What to work on
Find every line in the records that holds the string "Class". Copy each one.

Records for the task
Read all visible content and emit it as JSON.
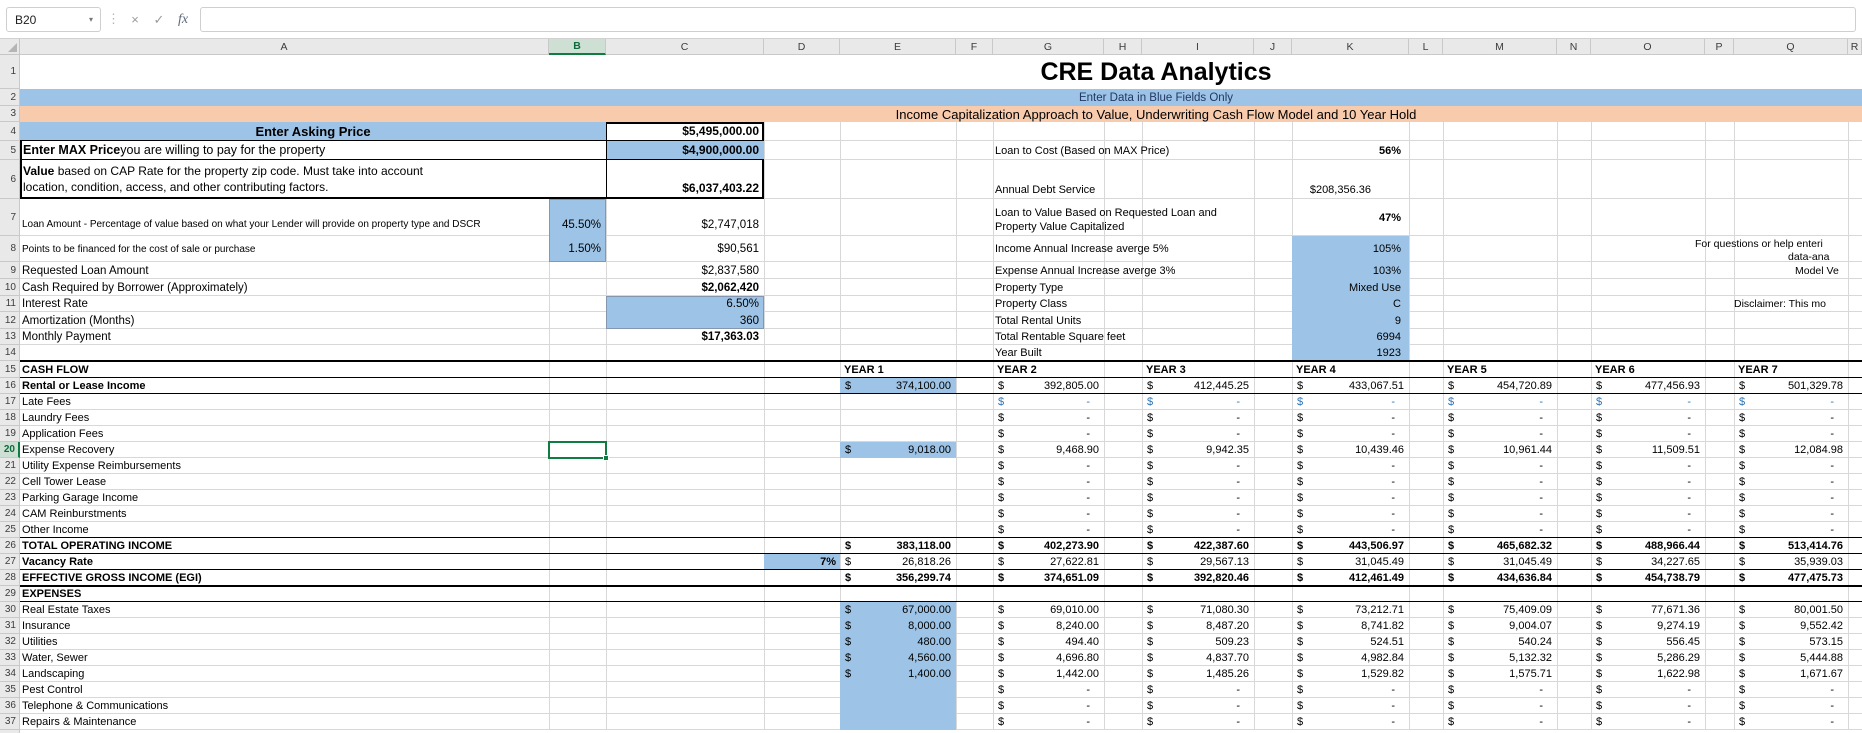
{
  "toolbar": {
    "name_box": "B20",
    "cancel_label": "×",
    "accept_label": "✓",
    "fx_label": "fx",
    "formula_value": ""
  },
  "grid": {
    "columns": [
      "A",
      "B",
      "C",
      "D",
      "E",
      "F",
      "G",
      "H",
      "I",
      "J",
      "K",
      "L",
      "M",
      "N",
      "O",
      "P",
      "Q",
      "R"
    ],
    "first_row": 1,
    "last_row": 37,
    "selected_cell": "B20",
    "selected_column": "B",
    "selected_row": 20
  },
  "header": {
    "title": "CRE Data Analytics",
    "blue_banner": "Enter Data in Blue Fields Only",
    "peach_banner": "Income Capitalization Approach to Value, Underwriting Cash Flow Model and 10 Year Hold"
  },
  "pricing": {
    "asking_label": "Enter Asking Price",
    "asking_value": "$5,495,000.00",
    "max_label_strong": "Enter MAX Price",
    "max_label_rest": " you are willing to pay for the property",
    "max_value": "$4,900,000.00",
    "value_label_strong": "Value",
    "value_label_rest": " based on CAP Rate for the property zip code. Must take into account\nlocation, condition, access, and other contributing factors.",
    "value_value": "$6,037,403.22"
  },
  "loan": [
    {
      "label": "Loan Amount - Percentage of value based on what your Lender will provide on property type and DSCR",
      "pct": "45.50%",
      "amount": "$2,747,018"
    },
    {
      "label": "Points to be financed for the cost of sale or purchase",
      "pct": "1.50%",
      "amount": "$90,561"
    },
    {
      "label": "Requested Loan Amount",
      "amount": "$2,837,580"
    },
    {
      "label": "Cash Required by Borrower (Approximately)",
      "amount": "$2,062,420"
    },
    {
      "label": "Interest Rate",
      "amount": "6.50%"
    },
    {
      "label": "Amortization (Months)",
      "amount": "360"
    },
    {
      "label": "Monthly Payment",
      "amount": "$17,363.03"
    }
  ],
  "summary": [
    {
      "label": "Loan to Cost (Based on MAX Price)",
      "value": "56%"
    },
    {
      "label": "Annual Debt Service",
      "value": "$208,356.36"
    },
    {
      "label": "Loan to Value Based on Requested Loan and\nProperty Value Capitalized",
      "value": "47%"
    },
    {
      "label": "Income Annual Increase averge 5%",
      "value": "105%"
    },
    {
      "label": "Expense Annual Increase averge 3%",
      "value": "103%"
    },
    {
      "label": "Property Type",
      "value": "Mixed Use"
    },
    {
      "label": "Property Class",
      "value": "C"
    },
    {
      "label": "Total Rental Units",
      "value": "9"
    },
    {
      "label": "Total Rentable Square feet",
      "value": "6994"
    },
    {
      "label": "Year Built",
      "value": "1923"
    }
  ],
  "notes": {
    "help_line1": "For questions or help enteri",
    "help_line2": "data-ana",
    "model_version": "Model Ve",
    "disclaimer": "Disclaimer: This mo"
  },
  "cash_flow": {
    "section_label": "CASH FLOW",
    "years": [
      "YEAR 1",
      "YEAR 2",
      "YEAR 3",
      "YEAR 4",
      "YEAR 5",
      "YEAR 6",
      "YEAR 7"
    ],
    "rows": [
      {
        "row": 16,
        "label": "Rental or Lease Income",
        "style": "bold-label",
        "y1": "374,100.00",
        "y1_blue_fill": true,
        "values": [
          "392,805.00",
          "412,445.25",
          "433,067.51",
          "454,720.89",
          "477,456.93",
          "501,329.78"
        ]
      },
      {
        "row": 17,
        "label": "Late Fees",
        "zero": true,
        "blue_text": true
      },
      {
        "row": 18,
        "label": "Laundry Fees",
        "zero": true
      },
      {
        "row": 19,
        "label": "Application Fees",
        "zero": true
      },
      {
        "row": 20,
        "label": "Expense Recovery",
        "y1": "9,018.00",
        "y1_blue_fill": true,
        "values": [
          "9,468.90",
          "9,942.35",
          "10,439.46",
          "10,961.44",
          "11,509.51",
          "12,084.98"
        ]
      },
      {
        "row": 21,
        "label": "Utility Expense Reimbursements",
        "zero": true
      },
      {
        "row": 22,
        "label": "Cell Tower Lease",
        "zero": true
      },
      {
        "row": 23,
        "label": "Parking Garage Income",
        "zero": true
      },
      {
        "row": 24,
        "label": "CAM Reinburstments",
        "zero": true
      },
      {
        "row": 25,
        "label": "Other Income",
        "zero": true
      },
      {
        "row": 26,
        "label": "TOTAL OPERATING INCOME",
        "style": "total",
        "y1": "383,118.00",
        "values": [
          "402,273.90",
          "422,387.60",
          "443,506.97",
          "465,682.32",
          "488,966.44",
          "513,414.76"
        ]
      },
      {
        "row": 27,
        "label": "Vacancy Rate",
        "style": "bold-label",
        "rate": "7%",
        "y1": "26,818.26",
        "values": [
          "27,622.81",
          "29,567.13",
          "31,045.49",
          "31,045.49",
          "34,227.65",
          "35,939.03"
        ]
      },
      {
        "row": 28,
        "label": "EFFECTIVE GROSS INCOME (EGI)",
        "style": "total",
        "y1": "356,299.74",
        "values": [
          "374,651.09",
          "392,820.46",
          "412,461.49",
          "434,636.84",
          "454,738.79",
          "477,475.73"
        ]
      }
    ],
    "expenses_label": "EXPENSES",
    "expense_rows": [
      {
        "row": 30,
        "label": "Real Estate Taxes",
        "y1": "67,000.00",
        "y1_blue_fill": true,
        "values": [
          "69,010.00",
          "71,080.30",
          "73,212.71",
          "75,409.09",
          "77,671.36",
          "80,001.50"
        ]
      },
      {
        "row": 31,
        "label": "Insurance",
        "y1": "8,000.00",
        "y1_blue_fill": true,
        "values": [
          "8,240.00",
          "8,487.20",
          "8,741.82",
          "9,004.07",
          "9,274.19",
          "9,552.42"
        ]
      },
      {
        "row": 32,
        "label": "Utilities",
        "y1": "480.00",
        "y1_blue_fill": true,
        "values": [
          "494.40",
          "509.23",
          "524.51",
          "540.24",
          "556.45",
          "573.15"
        ]
      },
      {
        "row": 33,
        "label": "Water, Sewer",
        "y1": "4,560.00",
        "y1_blue_fill": true,
        "values": [
          "4,696.80",
          "4,837.70",
          "4,982.84",
          "5,132.32",
          "5,286.29",
          "5,444.88"
        ]
      },
      {
        "row": 34,
        "label": "Landscaping",
        "y1": "1,400.00",
        "y1_blue_fill": true,
        "values": [
          "1,442.00",
          "1,485.26",
          "1,529.82",
          "1,575.71",
          "1,622.98",
          "1,671.67"
        ]
      },
      {
        "row": 35,
        "label": "Pest Control",
        "zero": true,
        "y1_blue_fill": true
      },
      {
        "row": 36,
        "label": "Telephone & Communications",
        "zero": true,
        "y1_blue_fill": true
      },
      {
        "row": 37,
        "label": "Repairs & Maintenance",
        "zero": true,
        "y1_blue_fill": true
      }
    ]
  }
}
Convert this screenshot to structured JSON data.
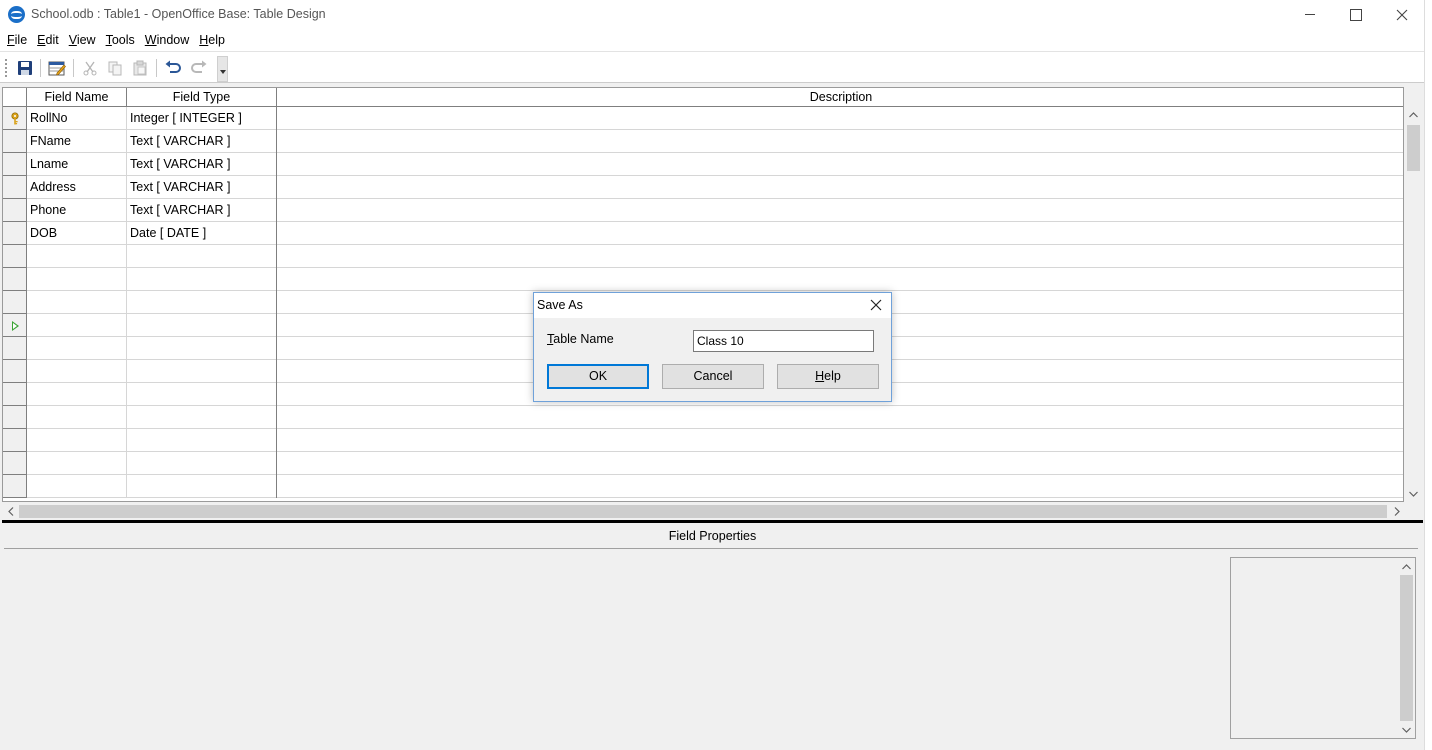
{
  "window": {
    "title": "School.odb : Table1 - OpenOffice Base: Table Design"
  },
  "menu": [
    {
      "label": "File",
      "mnemonic": "F",
      "rest": "ile"
    },
    {
      "label": "Edit",
      "mnemonic": "E",
      "rest": "dit"
    },
    {
      "label": "View",
      "mnemonic": "V",
      "rest": "iew"
    },
    {
      "label": "Tools",
      "mnemonic": "T",
      "rest": "ools"
    },
    {
      "label": "Window",
      "mnemonic": "W",
      "rest": "indow"
    },
    {
      "label": "Help",
      "mnemonic": "H",
      "rest": "elp"
    }
  ],
  "toolbar": {
    "icons": [
      "save-icon",
      "edit-table-icon",
      "cut-icon",
      "copy-icon",
      "paste-icon",
      "undo-icon",
      "redo-icon",
      "more-options-icon"
    ]
  },
  "grid": {
    "headers": {
      "field_name": "Field Name",
      "field_type": "Field Type",
      "description": "Description"
    },
    "rows": [
      {
        "name": "RollNo",
        "type": "Integer [ INTEGER ]",
        "description": "",
        "primary_key": true
      },
      {
        "name": "FName",
        "type": "Text [ VARCHAR ]",
        "description": ""
      },
      {
        "name": "Lname",
        "type": "Text [ VARCHAR ]",
        "description": ""
      },
      {
        "name": "Address",
        "type": "Text [ VARCHAR ]",
        "description": ""
      },
      {
        "name": "Phone",
        "type": "Text [ VARCHAR ]",
        "description": ""
      },
      {
        "name": "DOB",
        "type": "Date [ DATE ]",
        "description": ""
      }
    ],
    "empty_row_count": 11,
    "current_row_index": 9
  },
  "field_properties": {
    "title": "Field Properties"
  },
  "dialog": {
    "title": "Save As",
    "label": "Table Name",
    "label_mnemonic": "T",
    "label_rest": "able Name",
    "input_value": "Class 10",
    "ok_label": "OK",
    "cancel_label": "Cancel",
    "help_label": "Help",
    "help_mnemonic": "H",
    "help_rest": "elp"
  },
  "colors": {
    "accent": "#0078d7",
    "current_row_marker": "#3aa334",
    "key_icon": "#d9a21b"
  }
}
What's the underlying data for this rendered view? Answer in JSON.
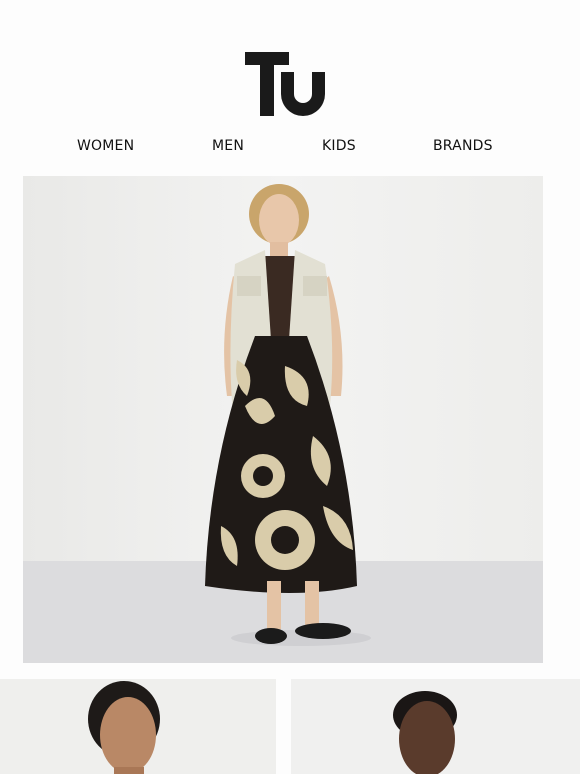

Answer for the task
      "label": "Property Class",
    "input_value": "Class 10",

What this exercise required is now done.